▶ Exercise directions
Go through each line of the records below and count those with the word "color". Give only the count.

========

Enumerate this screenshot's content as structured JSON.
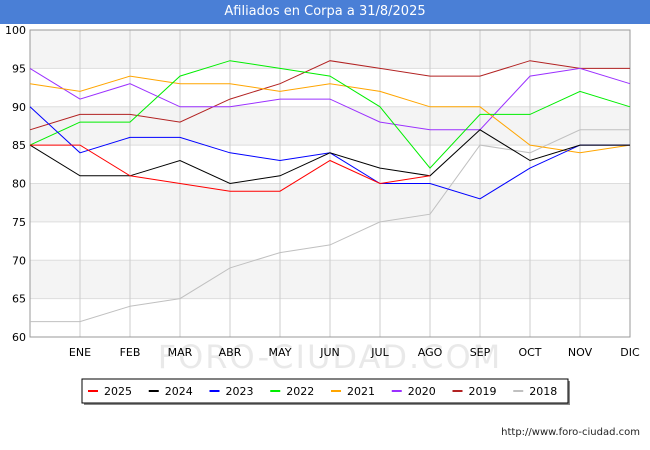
{
  "title": "Afiliados en Corpa a 31/8/2025",
  "watermark": "FORO-CIUDAD.COM",
  "url": "http://www.foro-ciudad.com",
  "chart_data": {
    "type": "line",
    "categories": [
      "",
      "ENE",
      "FEB",
      "MAR",
      "ABR",
      "MAY",
      "JUN",
      "JUL",
      "AGO",
      "SEP",
      "OCT",
      "NOV",
      "DIC"
    ],
    "ylim": [
      60,
      100
    ],
    "yticks": [
      60,
      65,
      70,
      75,
      80,
      85,
      90,
      95,
      100
    ],
    "grid": true,
    "legend_position": "bottom",
    "series": [
      {
        "name": "2025",
        "color": "#ff0000",
        "values": [
          85,
          85,
          81,
          80,
          79,
          79,
          83,
          80,
          81,
          null,
          null,
          null,
          null
        ]
      },
      {
        "name": "2024",
        "color": "#000000",
        "values": [
          85,
          81,
          81,
          83,
          80,
          81,
          84,
          82,
          81,
          87,
          83,
          85,
          85
        ]
      },
      {
        "name": "2023",
        "color": "#0000ff",
        "values": [
          90,
          84,
          86,
          86,
          84,
          83,
          84,
          80,
          80,
          78,
          82,
          85,
          85
        ]
      },
      {
        "name": "2022",
        "color": "#00ee00",
        "values": [
          85,
          88,
          88,
          94,
          96,
          95,
          94,
          90,
          82,
          89,
          89,
          92,
          90
        ]
      },
      {
        "name": "2021",
        "color": "#ffa500",
        "values": [
          93,
          92,
          94,
          93,
          93,
          92,
          93,
          92,
          90,
          90,
          85,
          84,
          85
        ]
      },
      {
        "name": "2020",
        "color": "#9b30ff",
        "values": [
          95,
          91,
          93,
          90,
          90,
          91,
          91,
          88,
          87,
          87,
          94,
          95,
          93
        ]
      },
      {
        "name": "2019",
        "color": "#b22222",
        "values": [
          87,
          89,
          89,
          88,
          91,
          93,
          96,
          95,
          94,
          94,
          96,
          95,
          95
        ]
      },
      {
        "name": "2018",
        "color": "#c0c0c0",
        "values": [
          62,
          62,
          64,
          65,
          69,
          71,
          72,
          75,
          76,
          85,
          84,
          87,
          87
        ]
      }
    ]
  }
}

========

▶ Exercise response
8